— WHAT TO PRODUCE —
Pictures do not belong in the copy; restate the records below word for word.

— DATA FOR PROCESSING —
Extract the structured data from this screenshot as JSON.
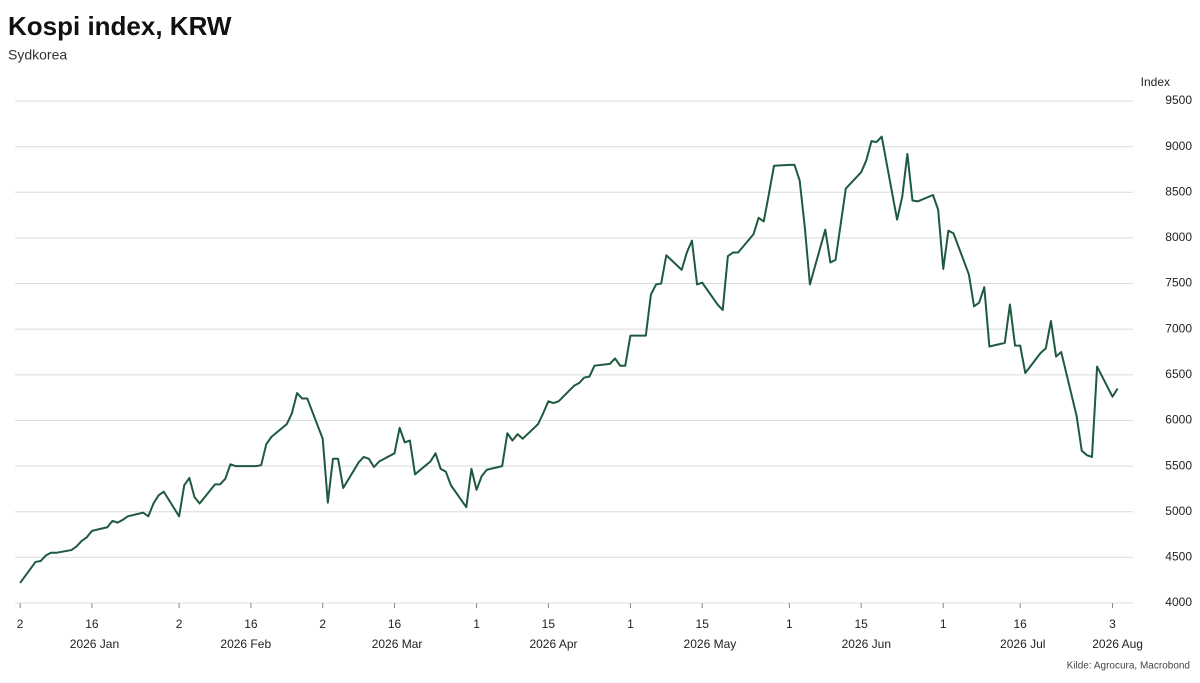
{
  "chart_data": {
    "type": "line",
    "title": "Kospi index, KRW",
    "subtitle": "Sydkorea",
    "y_axis_label": "Index",
    "source": "Kilde: Agrocura, Macrobond",
    "grid": true,
    "ylim": [
      4000,
      9500
    ],
    "yticks": [
      4000,
      4500,
      5000,
      5500,
      6000,
      6500,
      7000,
      7500,
      8000,
      8500,
      9000,
      9500
    ],
    "xlim": [
      "2026-01-01",
      "2026-08-07"
    ],
    "xticks": [
      {
        "value": "2026-01-02",
        "label": "2"
      },
      {
        "value": "2026-01-16",
        "label": "16"
      },
      {
        "value": "2026-02-02",
        "label": "2"
      },
      {
        "value": "2026-02-16",
        "label": "16"
      },
      {
        "value": "2026-03-02",
        "label": "2"
      },
      {
        "value": "2026-03-16",
        "label": "16"
      },
      {
        "value": "2026-04-01",
        "label": "1"
      },
      {
        "value": "2026-04-15",
        "label": "15"
      },
      {
        "value": "2026-05-01",
        "label": "1"
      },
      {
        "value": "2026-05-15",
        "label": "15"
      },
      {
        "value": "2026-06-01",
        "label": "1"
      },
      {
        "value": "2026-06-15",
        "label": "15"
      },
      {
        "value": "2026-07-01",
        "label": "1"
      },
      {
        "value": "2026-07-16",
        "label": "16"
      },
      {
        "value": "2026-08-03",
        "label": "3"
      }
    ],
    "x_periods": [
      {
        "value": "2026-01",
        "label": "2026 Jan"
      },
      {
        "value": "2026-02",
        "label": "2026 Feb"
      },
      {
        "value": "2026-03",
        "label": "2026 Mar"
      },
      {
        "value": "2026-04",
        "label": "2026 Apr"
      },
      {
        "value": "2026-05",
        "label": "2026 May"
      },
      {
        "value": "2026-06",
        "label": "2026 Jun"
      },
      {
        "value": "2026-07",
        "label": "2026 Jul"
      },
      {
        "value": "2026-08",
        "label": "2026 Aug"
      }
    ],
    "x": [
      "2026-01-02",
      "2026-01-05",
      "2026-01-06",
      "2026-01-07",
      "2026-01-08",
      "2026-01-09",
      "2026-01-12",
      "2026-01-13",
      "2026-01-14",
      "2026-01-15",
      "2026-01-16",
      "2026-01-19",
      "2026-01-20",
      "2026-01-21",
      "2026-01-22",
      "2026-01-23",
      "2026-01-26",
      "2026-01-27",
      "2026-01-28",
      "2026-01-29",
      "2026-01-30",
      "2026-02-02",
      "2026-02-03",
      "2026-02-04",
      "2026-02-05",
      "2026-02-06",
      "2026-02-09",
      "2026-02-10",
      "2026-02-11",
      "2026-02-12",
      "2026-02-13",
      "2026-02-16",
      "2026-02-17",
      "2026-02-18",
      "2026-02-19",
      "2026-02-20",
      "2026-02-23",
      "2026-02-24",
      "2026-02-25",
      "2026-02-26",
      "2026-02-27",
      "2026-03-02",
      "2026-03-03",
      "2026-03-04",
      "2026-03-05",
      "2026-03-06",
      "2026-03-09",
      "2026-03-10",
      "2026-03-11",
      "2026-03-12",
      "2026-03-13",
      "2026-03-16",
      "2026-03-17",
      "2026-03-18",
      "2026-03-19",
      "2026-03-20",
      "2026-03-23",
      "2026-03-24",
      "2026-03-25",
      "2026-03-26",
      "2026-03-27",
      "2026-03-30",
      "2026-03-31",
      "2026-04-01",
      "2026-04-02",
      "2026-04-03",
      "2026-04-06",
      "2026-04-07",
      "2026-04-08",
      "2026-04-09",
      "2026-04-10",
      "2026-04-13",
      "2026-04-14",
      "2026-04-15",
      "2026-04-16",
      "2026-04-17",
      "2026-04-20",
      "2026-04-21",
      "2026-04-22",
      "2026-04-23",
      "2026-04-24",
      "2026-04-27",
      "2026-04-28",
      "2026-04-29",
      "2026-04-30",
      "2026-05-01",
      "2026-05-04",
      "2026-05-05",
      "2026-05-06",
      "2026-05-07",
      "2026-05-08",
      "2026-05-11",
      "2026-05-12",
      "2026-05-13",
      "2026-05-14",
      "2026-05-15",
      "2026-05-18",
      "2026-05-19",
      "2026-05-20",
      "2026-05-21",
      "2026-05-22",
      "2026-05-25",
      "2026-05-26",
      "2026-05-27",
      "2026-05-28",
      "2026-05-29",
      "2026-06-01",
      "2026-06-02",
      "2026-06-03",
      "2026-06-04",
      "2026-06-05",
      "2026-06-08",
      "2026-06-09",
      "2026-06-10",
      "2026-06-11",
      "2026-06-12",
      "2026-06-15",
      "2026-06-16",
      "2026-06-17",
      "2026-06-18",
      "2026-06-19",
      "2026-06-22",
      "2026-06-23",
      "2026-06-24",
      "2026-06-25",
      "2026-06-26",
      "2026-06-29",
      "2026-06-30",
      "2026-07-01",
      "2026-07-02",
      "2026-07-03",
      "2026-07-06",
      "2026-07-07",
      "2026-07-08",
      "2026-07-09",
      "2026-07-10",
      "2026-07-13",
      "2026-07-14",
      "2026-07-15",
      "2026-07-16",
      "2026-07-17",
      "2026-07-20",
      "2026-07-21",
      "2026-07-22",
      "2026-07-23",
      "2026-07-24",
      "2026-07-27",
      "2026-07-28",
      "2026-07-29",
      "2026-07-30",
      "2026-07-31",
      "2026-08-03",
      "2026-08-04"
    ],
    "series": [
      {
        "name": "Kospi",
        "color": "#1d5a3e",
        "values": [
          4220,
          4450,
          4460,
          4520,
          4550,
          4550,
          4580,
          4620,
          4680,
          4720,
          4790,
          4830,
          4900,
          4880,
          4910,
          4950,
          4990,
          4950,
          5090,
          5180,
          5220,
          4950,
          5290,
          5370,
          5160,
          5090,
          5300,
          5300,
          5360,
          5520,
          5500,
          5500,
          5500,
          5510,
          5740,
          5820,
          5960,
          6080,
          6300,
          6240,
          6240,
          5800,
          5100,
          5580,
          5580,
          5260,
          5540,
          5600,
          5580,
          5490,
          5550,
          5640,
          5920,
          5760,
          5780,
          5410,
          5550,
          5640,
          5470,
          5440,
          5290,
          5050,
          5470,
          5240,
          5390,
          5460,
          5500,
          5860,
          5780,
          5850,
          5800,
          5960,
          6080,
          6210,
          6190,
          6210,
          6380,
          6410,
          6470,
          6480,
          6600,
          6620,
          6680,
          6600,
          6600,
          6930,
          6930,
          7380,
          7490,
          7500,
          7810,
          7650,
          7840,
          7970,
          7490,
          7510,
          7270,
          7210,
          7800,
          7840,
          7840,
          8040,
          8220,
          8180,
          8480,
          8790,
          8800,
          8800,
          8630,
          8120,
          7490,
          8090,
          7730,
          7760,
          8150,
          8540,
          8720,
          8850,
          9060,
          9050,
          9110,
          8200,
          8450,
          8920,
          8410,
          8400,
          8470,
          8310,
          7660,
          8080,
          8050,
          7600,
          7250,
          7290,
          7460,
          6810,
          6850,
          7270,
          6820,
          6820,
          6520,
          6740,
          6790,
          7090,
          6700,
          6750,
          6050,
          5670,
          5620,
          5600,
          6590,
          6260,
          6350
        ]
      }
    ]
  }
}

— TASK RESPONSE —
Extract the structured data from this screenshot as JSON.
{
  "chart_data": {
    "type": "line",
    "title": "Kospi index, KRW",
    "subtitle": "Sydkorea",
    "y_axis_label": "Index",
    "source": "Kilde: Agrocura, Macrobond",
    "grid": true,
    "ylim": [
      4000,
      9500
    ],
    "yticks": [
      4000,
      4500,
      5000,
      5500,
      6000,
      6500,
      7000,
      7500,
      8000,
      8500,
      9000,
      9500
    ],
    "xlim": [
      "2026-01-01",
      "2026-08-07"
    ],
    "xticks": [
      {
        "value": "2026-01-02",
        "label": "2"
      },
      {
        "value": "2026-01-16",
        "label": "16"
      },
      {
        "value": "2026-02-02",
        "label": "2"
      },
      {
        "value": "2026-02-16",
        "label": "16"
      },
      {
        "value": "2026-03-02",
        "label": "2"
      },
      {
        "value": "2026-03-16",
        "label": "16"
      },
      {
        "value": "2026-04-01",
        "label": "1"
      },
      {
        "value": "2026-04-15",
        "label": "15"
      },
      {
        "value": "2026-05-01",
        "label": "1"
      },
      {
        "value": "2026-05-15",
        "label": "15"
      },
      {
        "value": "2026-06-01",
        "label": "1"
      },
      {
        "value": "2026-06-15",
        "label": "15"
      },
      {
        "value": "2026-07-01",
        "label": "1"
      },
      {
        "value": "2026-07-16",
        "label": "16"
      },
      {
        "value": "2026-08-03",
        "label": "3"
      }
    ],
    "x_periods": [
      {
        "value": "2026-01",
        "label": "2026 Jan"
      },
      {
        "value": "2026-02",
        "label": "2026 Feb"
      },
      {
        "value": "2026-03",
        "label": "2026 Mar"
      },
      {
        "value": "2026-04",
        "label": "2026 Apr"
      },
      {
        "value": "2026-05",
        "label": "2026 May"
      },
      {
        "value": "2026-06",
        "label": "2026 Jun"
      },
      {
        "value": "2026-07",
        "label": "2026 Jul"
      },
      {
        "value": "2026-08",
        "label": "2026 Aug"
      }
    ],
    "x": [
      "2026-01-02",
      "2026-01-05",
      "2026-01-06",
      "2026-01-07",
      "2026-01-08",
      "2026-01-09",
      "2026-01-12",
      "2026-01-13",
      "2026-01-14",
      "2026-01-15",
      "2026-01-16",
      "2026-01-19",
      "2026-01-20",
      "2026-01-21",
      "2026-01-22",
      "2026-01-23",
      "2026-01-26",
      "2026-01-27",
      "2026-01-28",
      "2026-01-29",
      "2026-01-30",
      "2026-02-02",
      "2026-02-03",
      "2026-02-04",
      "2026-02-05",
      "2026-02-06",
      "2026-02-09",
      "2026-02-10",
      "2026-02-11",
      "2026-02-12",
      "2026-02-13",
      "2026-02-16",
      "2026-02-17",
      "2026-02-18",
      "2026-02-19",
      "2026-02-20",
      "2026-02-23",
      "2026-02-24",
      "2026-02-25",
      "2026-02-26",
      "2026-02-27",
      "2026-03-02",
      "2026-03-03",
      "2026-03-04",
      "2026-03-05",
      "2026-03-06",
      "2026-03-09",
      "2026-03-10",
      "2026-03-11",
      "2026-03-12",
      "2026-03-13",
      "2026-03-16",
      "2026-03-17",
      "2026-03-18",
      "2026-03-19",
      "2026-03-20",
      "2026-03-23",
      "2026-03-24",
      "2026-03-25",
      "2026-03-26",
      "2026-03-27",
      "2026-03-30",
      "2026-03-31",
      "2026-04-01",
      "2026-04-02",
      "2026-04-03",
      "2026-04-06",
      "2026-04-07",
      "2026-04-08",
      "2026-04-09",
      "2026-04-10",
      "2026-04-13",
      "2026-04-14",
      "2026-04-15",
      "2026-04-16",
      "2026-04-17",
      "2026-04-20",
      "2026-04-21",
      "2026-04-22",
      "2026-04-23",
      "2026-04-24",
      "2026-04-27",
      "2026-04-28",
      "2026-04-29",
      "2026-04-30",
      "2026-05-01",
      "2026-05-04",
      "2026-05-05",
      "2026-05-06",
      "2026-05-07",
      "2026-05-08",
      "2026-05-11",
      "2026-05-12",
      "2026-05-13",
      "2026-05-14",
      "2026-05-15",
      "2026-05-18",
      "2026-05-19",
      "2026-05-20",
      "2026-05-21",
      "2026-05-22",
      "2026-05-25",
      "2026-05-26",
      "2026-05-27",
      "2026-05-28",
      "2026-05-29",
      "2026-06-01",
      "2026-06-02",
      "2026-06-03",
      "2026-06-04",
      "2026-06-05",
      "2026-06-08",
      "2026-06-09",
      "2026-06-10",
      "2026-06-11",
      "2026-06-12",
      "2026-06-15",
      "2026-06-16",
      "2026-06-17",
      "2026-06-18",
      "2026-06-19",
      "2026-06-22",
      "2026-06-23",
      "2026-06-24",
      "2026-06-25",
      "2026-06-26",
      "2026-06-29",
      "2026-06-30",
      "2026-07-01",
      "2026-07-02",
      "2026-07-03",
      "2026-07-06",
      "2026-07-07",
      "2026-07-08",
      "2026-07-09",
      "2026-07-10",
      "2026-07-13",
      "2026-07-14",
      "2026-07-15",
      "2026-07-16",
      "2026-07-17",
      "2026-07-20",
      "2026-07-21",
      "2026-07-22",
      "2026-07-23",
      "2026-07-24",
      "2026-07-27",
      "2026-07-28",
      "2026-07-29",
      "2026-07-30",
      "2026-07-31",
      "2026-08-03",
      "2026-08-04"
    ],
    "series": [
      {
        "name": "Kospi",
        "color": "#1d5a3e",
        "values": [
          4220,
          4450,
          4460,
          4520,
          4550,
          4550,
          4580,
          4620,
          4680,
          4720,
          4790,
          4830,
          4900,
          4880,
          4910,
          4950,
          4990,
          4950,
          5090,
          5180,
          5220,
          4950,
          5290,
          5370,
          5160,
          5090,
          5300,
          5300,
          5360,
          5520,
          5500,
          5500,
          5500,
          5510,
          5740,
          5820,
          5960,
          6080,
          6300,
          6240,
          6240,
          5800,
          5100,
          5580,
          5580,
          5260,
          5540,
          5600,
          5580,
          5490,
          5550,
          5640,
          5920,
          5760,
          5780,
          5410,
          5550,
          5640,
          5470,
          5440,
          5290,
          5050,
          5470,
          5240,
          5390,
          5460,
          5500,
          5860,
          5780,
          5850,
          5800,
          5960,
          6080,
          6210,
          6190,
          6210,
          6380,
          6410,
          6470,
          6480,
          6600,
          6620,
          6680,
          6600,
          6600,
          6930,
          6930,
          7380,
          7490,
          7500,
          7810,
          7650,
          7840,
          7970,
          7490,
          7510,
          7270,
          7210,
          7800,
          7840,
          7840,
          8040,
          8220,
          8180,
          8480,
          8790,
          8800,
          8800,
          8630,
          8120,
          7490,
          8090,
          7730,
          7760,
          8150,
          8540,
          8720,
          8850,
          9060,
          9050,
          9110,
          8200,
          8450,
          8920,
          8410,
          8400,
          8470,
          8310,
          7660,
          8080,
          8050,
          7600,
          7250,
          7290,
          7460,
          6810,
          6850,
          7270,
          6820,
          6820,
          6520,
          6740,
          6790,
          7090,
          6700,
          6750,
          6050,
          5670,
          5620,
          5600,
          6590,
          6260,
          6350
        ]
      }
    ]
  }
}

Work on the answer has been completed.